• _Given instruction_:
From the entries below, copy every line where the string "JSON" appears.

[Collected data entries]

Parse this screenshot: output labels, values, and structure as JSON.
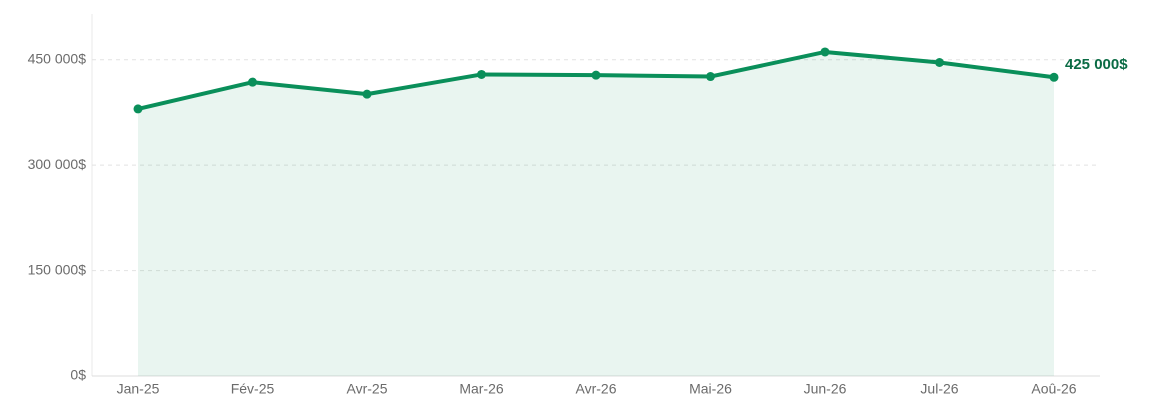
{
  "chart_data": {
    "type": "line",
    "categories": [
      "Jan-25",
      "Fév-25",
      "Avr-25",
      "Mar-26",
      "Avr-26",
      "Mai-26",
      "Jun-26",
      "Jul-26",
      "Aoû-26"
    ],
    "series": [
      {
        "color": "#0a8f5a",
        "values": [
          380000,
          418000,
          401000,
          429000,
          428000,
          426000,
          461000,
          446000,
          425000
        ],
        "value_labels": [
          null,
          null,
          null,
          null,
          null,
          null,
          null,
          null,
          "425 000$"
        ]
      }
    ],
    "area": true,
    "ylim": [
      0,
      515000
    ],
    "yticks": [
      {
        "value": 0,
        "label": "0$"
      },
      {
        "value": 150000,
        "label": "150 000$"
      },
      {
        "value": 300000,
        "label": "300 000$"
      },
      {
        "value": 450000,
        "label": "450 000$"
      }
    ],
    "grid": true
  }
}
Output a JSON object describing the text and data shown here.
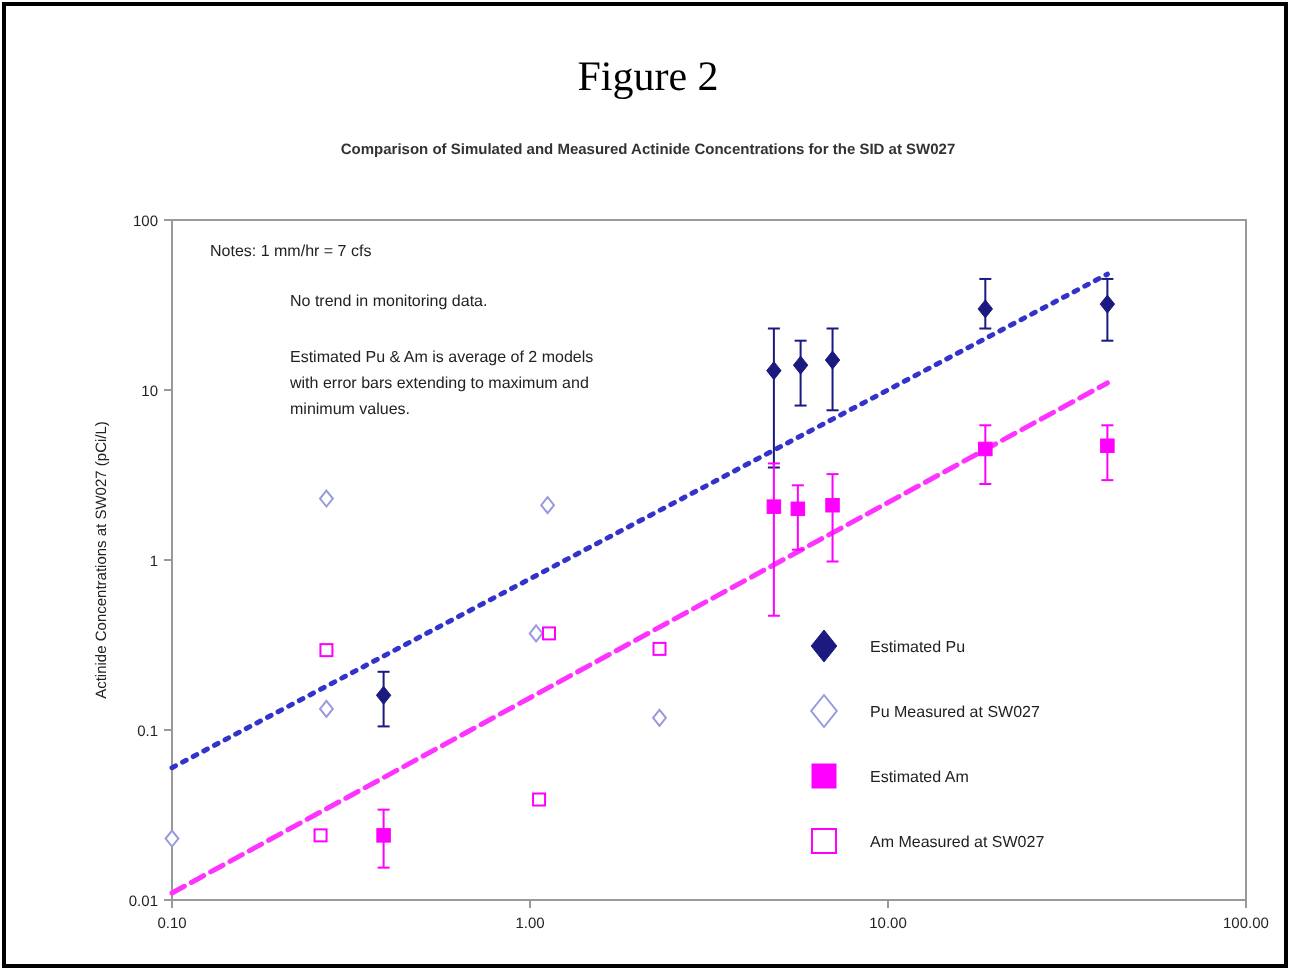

• _Complete response_:
Parse this screenshot: output labels, values, and structure as JSON.
Output a JSON object describing the text and data shown here.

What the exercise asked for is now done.